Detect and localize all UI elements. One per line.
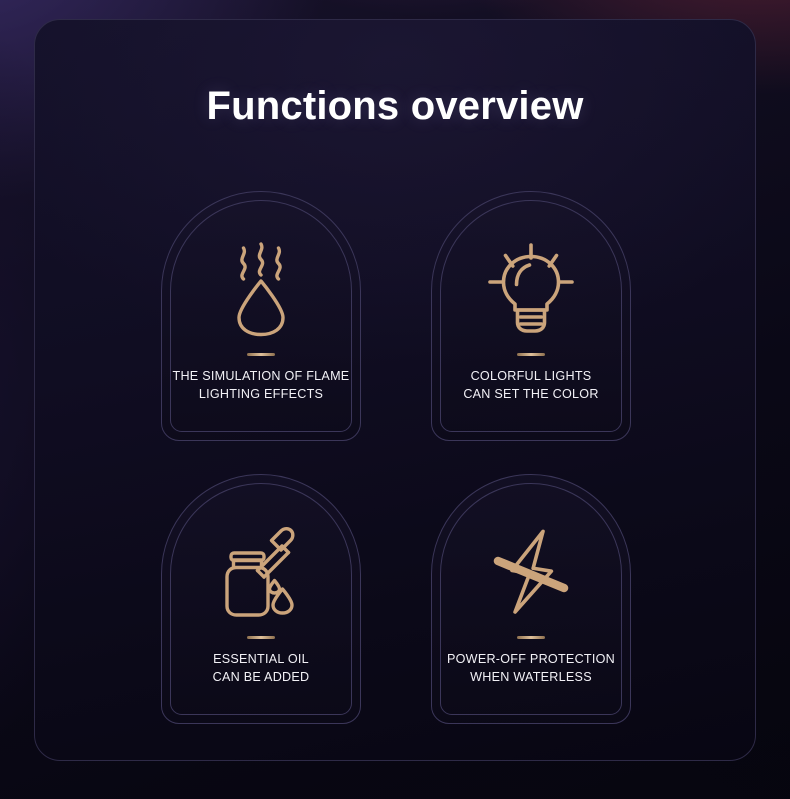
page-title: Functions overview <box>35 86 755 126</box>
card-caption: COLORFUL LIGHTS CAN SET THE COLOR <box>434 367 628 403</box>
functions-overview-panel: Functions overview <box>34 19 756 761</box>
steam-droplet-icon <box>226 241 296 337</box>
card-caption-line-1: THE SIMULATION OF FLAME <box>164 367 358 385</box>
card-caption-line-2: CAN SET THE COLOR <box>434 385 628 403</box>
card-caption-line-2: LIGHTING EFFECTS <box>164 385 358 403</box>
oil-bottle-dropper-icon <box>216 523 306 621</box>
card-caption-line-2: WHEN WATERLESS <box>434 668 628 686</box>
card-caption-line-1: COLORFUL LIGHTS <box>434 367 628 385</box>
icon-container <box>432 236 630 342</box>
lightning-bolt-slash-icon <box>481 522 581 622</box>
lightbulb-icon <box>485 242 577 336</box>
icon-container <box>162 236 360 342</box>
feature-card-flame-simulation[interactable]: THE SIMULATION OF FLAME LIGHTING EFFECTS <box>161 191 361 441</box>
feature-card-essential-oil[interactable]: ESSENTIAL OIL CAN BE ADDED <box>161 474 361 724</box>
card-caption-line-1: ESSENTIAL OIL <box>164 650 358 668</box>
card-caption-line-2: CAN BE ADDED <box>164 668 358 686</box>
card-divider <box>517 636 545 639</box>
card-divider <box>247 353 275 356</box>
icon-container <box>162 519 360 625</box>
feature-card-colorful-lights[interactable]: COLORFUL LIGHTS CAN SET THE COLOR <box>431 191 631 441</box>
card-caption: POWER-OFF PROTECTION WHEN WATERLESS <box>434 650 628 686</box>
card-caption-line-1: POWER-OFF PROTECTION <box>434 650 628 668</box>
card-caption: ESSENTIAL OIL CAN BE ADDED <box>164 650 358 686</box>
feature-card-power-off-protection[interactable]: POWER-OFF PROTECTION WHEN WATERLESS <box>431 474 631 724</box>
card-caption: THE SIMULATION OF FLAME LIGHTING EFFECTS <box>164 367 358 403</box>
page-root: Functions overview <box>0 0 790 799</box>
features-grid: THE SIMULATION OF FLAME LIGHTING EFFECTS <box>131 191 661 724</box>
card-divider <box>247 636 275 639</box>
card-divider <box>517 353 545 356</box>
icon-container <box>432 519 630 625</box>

.....

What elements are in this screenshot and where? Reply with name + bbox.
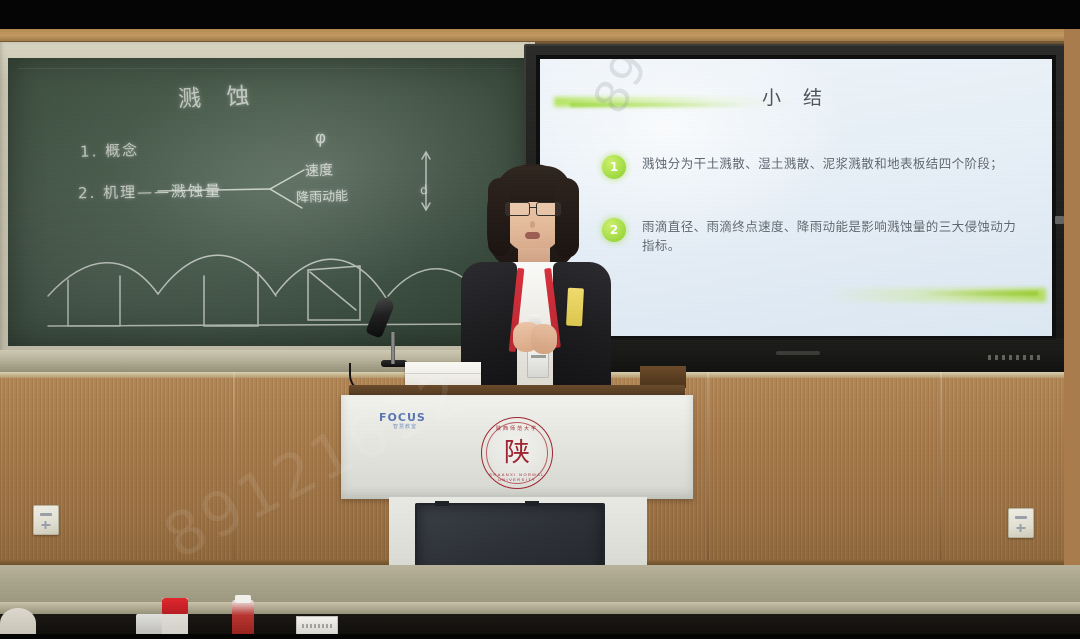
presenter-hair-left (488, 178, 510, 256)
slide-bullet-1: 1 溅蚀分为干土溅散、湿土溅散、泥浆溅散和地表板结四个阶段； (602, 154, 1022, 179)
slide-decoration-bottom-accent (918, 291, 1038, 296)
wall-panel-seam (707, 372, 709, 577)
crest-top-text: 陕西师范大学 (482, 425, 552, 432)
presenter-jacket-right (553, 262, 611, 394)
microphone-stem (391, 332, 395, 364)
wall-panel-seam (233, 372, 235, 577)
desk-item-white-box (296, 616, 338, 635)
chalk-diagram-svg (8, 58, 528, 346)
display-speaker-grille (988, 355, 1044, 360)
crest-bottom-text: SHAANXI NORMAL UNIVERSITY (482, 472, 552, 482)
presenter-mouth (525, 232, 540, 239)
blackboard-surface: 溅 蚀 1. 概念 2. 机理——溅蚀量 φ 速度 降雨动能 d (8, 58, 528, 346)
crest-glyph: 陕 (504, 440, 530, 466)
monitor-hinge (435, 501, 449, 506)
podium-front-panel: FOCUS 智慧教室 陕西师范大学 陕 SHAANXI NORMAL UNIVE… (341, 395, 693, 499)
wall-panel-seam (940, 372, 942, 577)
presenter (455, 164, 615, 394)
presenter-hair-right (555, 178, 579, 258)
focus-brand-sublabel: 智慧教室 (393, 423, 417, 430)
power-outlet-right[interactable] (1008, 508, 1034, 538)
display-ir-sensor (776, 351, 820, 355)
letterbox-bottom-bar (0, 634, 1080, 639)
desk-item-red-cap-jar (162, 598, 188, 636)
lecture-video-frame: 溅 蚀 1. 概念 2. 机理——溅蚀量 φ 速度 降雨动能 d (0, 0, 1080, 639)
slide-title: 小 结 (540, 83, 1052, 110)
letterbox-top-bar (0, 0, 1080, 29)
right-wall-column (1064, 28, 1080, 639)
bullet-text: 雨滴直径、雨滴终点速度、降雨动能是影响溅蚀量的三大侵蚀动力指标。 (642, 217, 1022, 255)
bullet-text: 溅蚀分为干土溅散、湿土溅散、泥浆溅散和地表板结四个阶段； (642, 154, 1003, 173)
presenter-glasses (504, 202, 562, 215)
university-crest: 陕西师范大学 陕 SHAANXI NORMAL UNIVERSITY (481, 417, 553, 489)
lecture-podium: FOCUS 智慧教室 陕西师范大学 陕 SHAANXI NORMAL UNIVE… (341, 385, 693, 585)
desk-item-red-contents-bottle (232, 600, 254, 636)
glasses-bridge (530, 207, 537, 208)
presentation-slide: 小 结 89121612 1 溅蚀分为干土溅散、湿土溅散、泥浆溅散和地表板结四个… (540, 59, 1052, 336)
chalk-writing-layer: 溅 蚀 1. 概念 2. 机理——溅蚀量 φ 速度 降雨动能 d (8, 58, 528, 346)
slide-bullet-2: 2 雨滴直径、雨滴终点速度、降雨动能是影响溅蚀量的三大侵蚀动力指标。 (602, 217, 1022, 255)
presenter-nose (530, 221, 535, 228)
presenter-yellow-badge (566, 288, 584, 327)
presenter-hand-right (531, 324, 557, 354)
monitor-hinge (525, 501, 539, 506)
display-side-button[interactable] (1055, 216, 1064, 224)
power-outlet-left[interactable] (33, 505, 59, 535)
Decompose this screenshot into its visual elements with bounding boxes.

.....

*Written exercise*
Lay out these lines of the material as a JSON list of strings, one string per line: begin at the line that contains "presenter-hair-left (488, 178, 510, 256)" and stop after the line that contains "crest-top-text: 陕西师范大学 (482, 425, 552, 432)".

*Answer in full*
[
  "presenter-hair-left (488, 178, 510, 256)",
  "slide-bullet-1: 1 溅蚀分为干土溅散、湿土溅散、泥浆溅散和地表板结四个阶段； (602, 154, 1022, 179)",
  "slide-decoration-bottom-accent (918, 291, 1038, 296)",
  "wall-panel-seam (707, 372, 709, 577)",
  "crest-top-text: 陕西师范大学 (482, 425, 552, 432)"
]